** START **

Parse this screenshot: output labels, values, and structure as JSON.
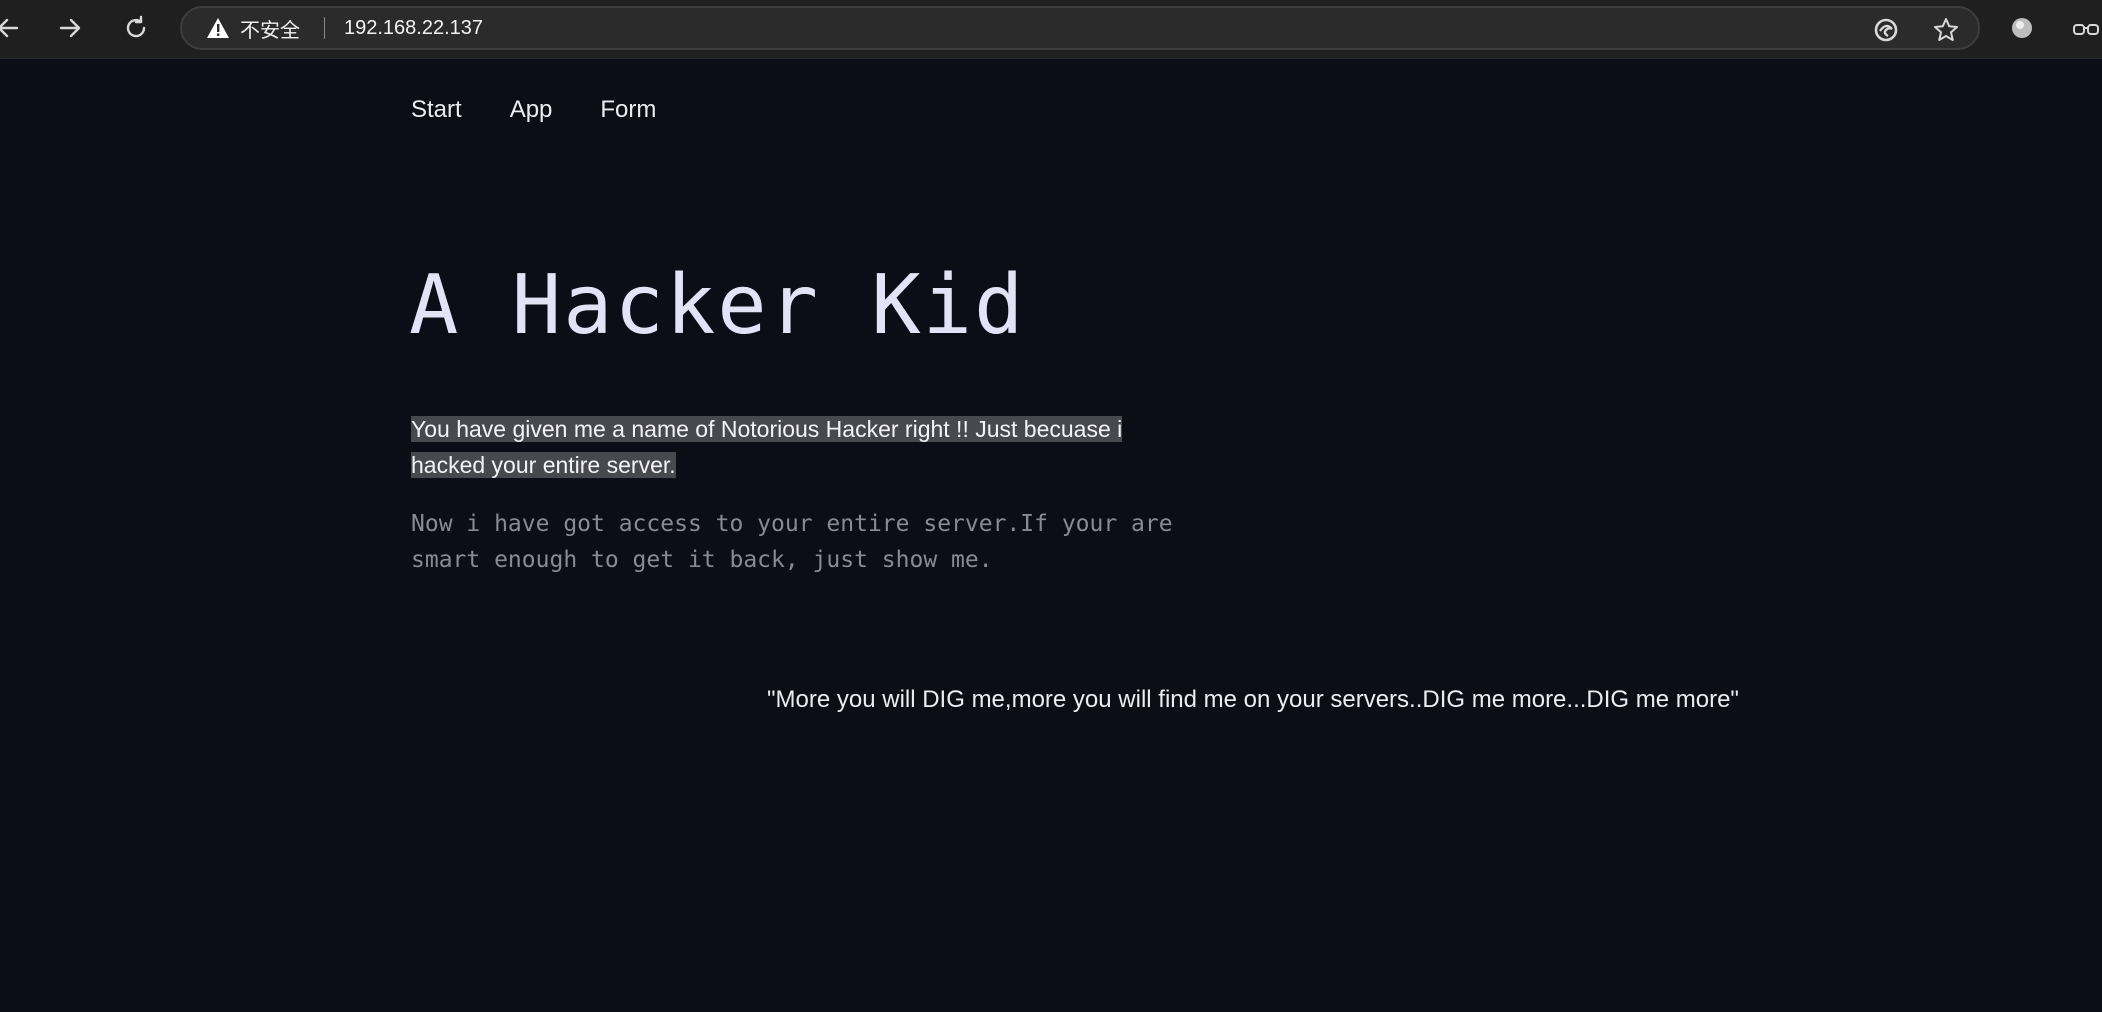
{
  "browser": {
    "security_label": "不安全",
    "url": "192.168.22.137"
  },
  "nav": {
    "items": [
      {
        "label": "Start"
      },
      {
        "label": "App"
      },
      {
        "label": "Form"
      }
    ]
  },
  "hero": {
    "title": "A Hacker Kid",
    "intro": "You have given me a name of Notorious Hacker right !! Just becuase i hacked your entire server.",
    "mono": "Now i have got access to your entire server.If your are smart enough to get it back, just show me."
  },
  "quote": "\"More you will DIG me,more you will find me on your servers..DIG me more...DIG me more\"",
  "colors": {
    "background": "#0c0d16",
    "highlight": "#48484f",
    "title": "#e4e2f6",
    "muted_mono": "#8a8a95"
  }
}
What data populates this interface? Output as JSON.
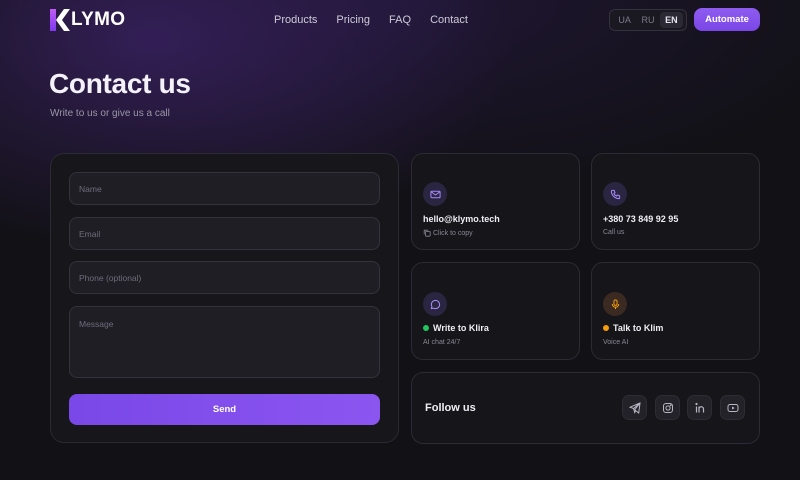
{
  "brand": {
    "logo_letter": "K",
    "name": "LYMO"
  },
  "nav": {
    "items": [
      "Products",
      "Pricing",
      "FAQ",
      "Contact"
    ]
  },
  "languages": {
    "options": [
      "UA",
      "RU",
      "EN"
    ],
    "selected": "EN"
  },
  "header": {
    "cta_label": "Automate"
  },
  "page": {
    "title": "Contact us",
    "subtitle": "Write to us or give us a call"
  },
  "form": {
    "name_placeholder": "Name",
    "email_placeholder": "Email",
    "phone_placeholder": "Phone (optional)",
    "message_placeholder": "Message",
    "submit_label": "Send"
  },
  "cards": {
    "email": {
      "title": "hello@klymo.tech",
      "subtitle": "Click to copy",
      "icon": "mail-icon"
    },
    "phone": {
      "title": "+380 73 849 92 95",
      "subtitle": "Call us",
      "icon": "phone-icon"
    },
    "chat": {
      "title": "Write to Klira",
      "subtitle": "AI chat 24/7",
      "icon": "chat-bubble-icon",
      "dot_color": "#22c55e"
    },
    "voice": {
      "title": "Talk to Klim",
      "subtitle": "Voice AI",
      "icon": "microphone-icon",
      "dot_color": "#f59e0b"
    }
  },
  "social": {
    "label": "Follow us",
    "icons": [
      "telegram-icon",
      "instagram-icon",
      "linkedin-icon",
      "youtube-icon"
    ]
  },
  "colors": {
    "accent": "#8b55f0",
    "background": "#121116",
    "card": "#16151a"
  }
}
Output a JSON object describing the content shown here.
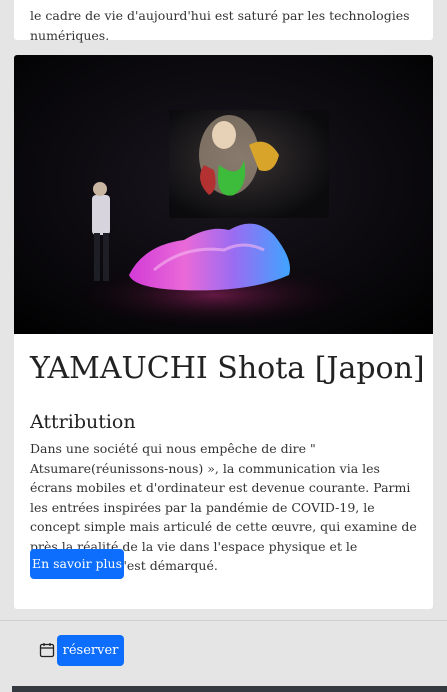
{
  "intro": {
    "text": "le cadre de vie d'aujourd'hui est saturé par les technologies numériques."
  },
  "artist": {
    "name": "YAMAUCHI Shota [Japon]",
    "section_title": "Attribution",
    "description": "Dans une société qui nous empêche de dire \" Atsumare(réunissons-nous) », la communication via les écrans mobiles et d'ordinateur est devenue courante. Parmi les entrées inspirées par la pandémie de COVID-19, le concept simple mais articulé de cette œuvre, qui examine de près la réalité de la vie dans l'espace physique et le cyberespace, s'est démarqué.",
    "more_button": "En savoir plus"
  },
  "booking": {
    "icon": "calendar-icon",
    "reserve_button": "réserver"
  },
  "colors": {
    "accent": "#0d6efd",
    "page_bg": "#e5e5e5",
    "card_bg": "#ffffff",
    "footer": "#343a40"
  }
}
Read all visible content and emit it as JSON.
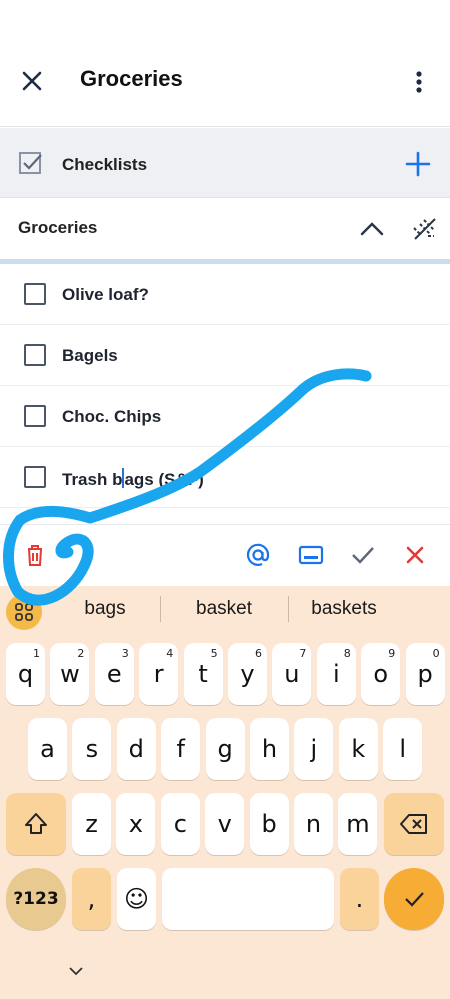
{
  "appbar": {
    "title": "Groceries",
    "close_icon": "close-icon",
    "more_icon": "more-vert-icon"
  },
  "section": {
    "label": "Checklists",
    "icon": "checkbox-checked-icon",
    "add_icon": "plus-icon"
  },
  "list": {
    "name": "Groceries",
    "collapse_icon": "chevron-up-icon",
    "sync_icon": "sync-off-icon",
    "items": [
      {
        "text": "Olive loaf?",
        "checked": false
      },
      {
        "text": "Bagels",
        "checked": false
      },
      {
        "text": "Choc. Chips",
        "checked": false
      },
      {
        "text_before_cursor": "Trash b",
        "text_after_cursor": "ags (S&F)",
        "checked": false
      }
    ]
  },
  "toolbar": {
    "delete_icon": "trash-icon",
    "mention_icon": "at-icon",
    "keyboard_icon": "keyboard-icon",
    "confirm_icon": "check-icon",
    "cancel_icon": "close-icon"
  },
  "keyboard": {
    "suggestions": [
      "bags",
      "basket",
      "baskets"
    ],
    "row1": [
      {
        "k": "q",
        "h": "1"
      },
      {
        "k": "w",
        "h": "2"
      },
      {
        "k": "e",
        "h": "3"
      },
      {
        "k": "r",
        "h": "4"
      },
      {
        "k": "t",
        "h": "5"
      },
      {
        "k": "y",
        "h": "6"
      },
      {
        "k": "u",
        "h": "7"
      },
      {
        "k": "i",
        "h": "8"
      },
      {
        "k": "o",
        "h": "9"
      },
      {
        "k": "p",
        "h": "0"
      }
    ],
    "row2": [
      "a",
      "s",
      "d",
      "f",
      "g",
      "h",
      "j",
      "k",
      "l"
    ],
    "row3": [
      "z",
      "x",
      "c",
      "v",
      "b",
      "n",
      "m"
    ],
    "symbols_label": "?123",
    "comma": ",",
    "emoji": "☺",
    "period": ".",
    "colors": {
      "accent": "#f3b949",
      "background": "#fce7d4",
      "enter": "#f7ac35"
    }
  },
  "colors": {
    "primary_blue": "#1a73e8",
    "delete_red": "#e53935",
    "annotation": "#1aa6ee"
  }
}
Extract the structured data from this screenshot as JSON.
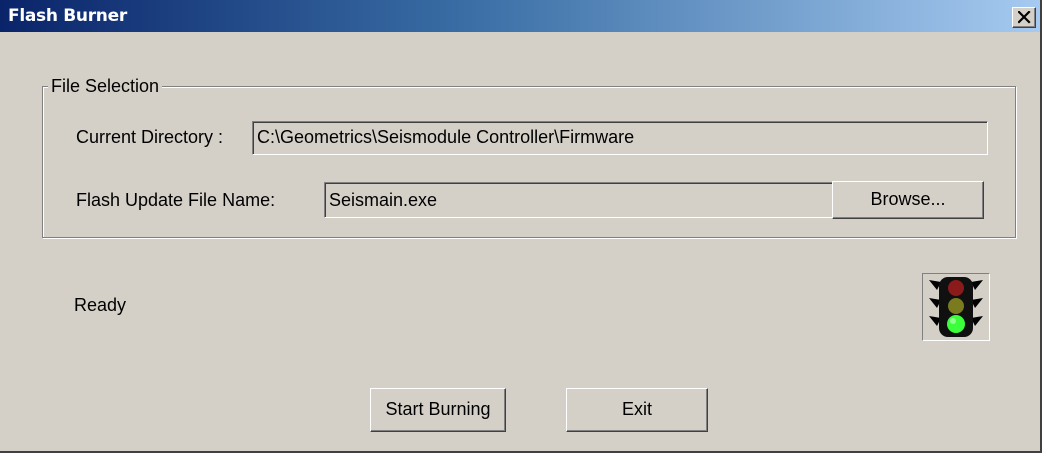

** END **

** Task **
Make an exact reproduction of the listing above, without any pictures.

** Expected answer **
Parse this screenshot: output labels, values, and structure as JSON.
{
  "browser": {
    "security_label": "不安全",
    "url": "192.168.22.137"
  },
  "nav": {
    "items": [
      {
        "label": "Start"
      },
      {
        "label": "App"
      },
      {
        "label": "Form"
      }
    ]
  },
  "hero": {
    "title": "A Hacker Kid",
    "intro": "You have given me a name of Notorious Hacker right !! Just becuase i hacked your entire server.",
    "mono": "Now i have got access to your entire server.If your are smart enough to get it back, just show me."
  },
  "quote": "\"More you will DIG me,more you will find me on your servers..DIG me more...DIG me more\"",
  "colors": {
    "background": "#0c0d16",
    "highlight": "#48484f",
    "title": "#e4e2f6",
    "muted_mono": "#8a8a95"
  }
}
What data populates this interface? Output as JSON.
{
  "brand": {
    "logo_letter": "K",
    "name": "LYMO"
  },
  "nav": {
    "items": [
      "Products",
      "Pricing",
      "FAQ",
      "Contact"
    ]
  },
  "languages": {
    "options": [
      "UA",
      "RU",
      "EN"
    ],
    "selected": "EN"
  },
  "header": {
    "cta_label": "Automate"
  },
  "page": {
    "title": "Contact us",
    "subtitle": "Write to us or give us a call"
  },
  "form": {
    "name_placeholder": "Name",
    "email_placeholder": "Email",
    "phone_placeholder": "Phone (optional)",
    "message_placeholder": "Message",
    "submit_label": "Send"
  },
  "cards": {
    "email": {
      "title": "hello@klymo.tech",
      "subtitle": "Click to copy",
      "icon": "mail-icon"
    },
    "phone": {
      "title": "+380 73 849 92 95",
      "subtitle": "Call us",
      "icon": "phone-icon"
    },
    "chat": {
      "title": "Write to Klira",
      "subtitle": "AI chat 24/7",
      "icon": "chat-bubble-icon",
      "dot_color": "#22c55e"
    },
    "voice": {
      "title": "Talk to Klim",
      "subtitle": "Voice AI",
      "icon": "microphone-icon",
      "dot_color": "#f59e0b"
    }
  },
  "social": {
    "label": "Follow us",
    "icons": [
      "telegram-icon",
      "instagram-icon",
      "linkedin-icon",
      "youtube-icon"
    ]
  },
  "colors": {
    "accent": "#8b55f0",
    "background": "#121116",
    "card": "#16151a"
  }
}
Output a JSON object describing the content shown here.
{
  "intro": {
    "text": "le cadre de vie d'aujourd'hui est saturé par les technologies numériques."
  },
  "artist": {
    "name": "YAMAUCHI Shota [Japon]",
    "section_title": "Attribution",
    "description": "Dans une société qui nous empêche de dire \" Atsumare(réunissons-nous) », la communication via les écrans mobiles et d'ordinateur est devenue courante. Parmi les entrées inspirées par la pandémie de COVID-19, le concept simple mais articulé de cette œuvre, qui examine de près la réalité de la vie dans l'espace physique et le cyberespace, s'est démarqué.",
    "more_button": "En savoir plus"
  },
  "booking": {
    "icon": "calendar-icon",
    "reserve_button": "réserver"
  },
  "colors": {
    "accent": "#0d6efd",
    "page_bg": "#e5e5e5",
    "card_bg": "#ffffff",
    "footer": "#343a40"
  }
}
Read all visible content and emit it as JSON.
{
  "appbar": {
    "title": "Groceries",
    "close_icon": "close-icon",
    "more_icon": "more-vert-icon"
  },
  "section": {
    "label": "Checklists",
    "icon": "checkbox-checked-icon",
    "add_icon": "plus-icon"
  },
  "list": {
    "name": "Groceries",
    "collapse_icon": "chevron-up-icon",
    "sync_icon": "sync-off-icon",
    "items": [
      {
        "text": "Olive loaf?",
        "checked": false
      },
      {
        "text": "Bagels",
        "checked": false
      },
      {
        "text": "Choc. Chips",
        "checked": false
      },
      {
        "text_before_cursor": "Trash b",
        "text_after_cursor": "ags (S&F)",
        "checked": false
      }
    ]
  },
  "toolbar": {
    "delete_icon": "trash-icon",
    "mention_icon": "at-icon",
    "keyboard_icon": "keyboard-icon",
    "confirm_icon": "check-icon",
    "cancel_icon": "close-icon"
  },
  "keyboard": {
    "suggestions": [
      "bags",
      "basket",
      "baskets"
    ],
    "row1": [
      {
        "k": "q",
        "h": "1"
      },
      {
        "k": "w",
        "h": "2"
      },
      {
        "k": "e",
        "h": "3"
      },
      {
        "k": "r",
        "h": "4"
      },
      {
        "k": "t",
        "h": "5"
      },
      {
        "k": "y",
        "h": "6"
      },
      {
        "k": "u",
        "h": "7"
      },
      {
        "k": "i",
        "h": "8"
      },
      {
        "k": "o",
        "h": "9"
      },
      {
        "k": "p",
        "h": "0"
      }
    ],
    "row2": [
      "a",
      "s",
      "d",
      "f",
      "g",
      "h",
      "j",
      "k",
      "l"
    ],
    "row3": [
      "z",
      "x",
      "c",
      "v",
      "b",
      "n",
      "m"
    ],
    "symbols_label": "?123",
    "comma": ",",
    "emoji": "☺",
    "period": ".",
    "colors": {
      "accent": "#f3b949",
      "background": "#fce7d4",
      "enter": "#f7ac35"
    }
  },
  "colors": {
    "primary_blue": "#1a73e8",
    "delete_red": "#e53935",
    "annotation": "#1aa6ee"
  }
}
Extract the structured data from this screenshot as JSON.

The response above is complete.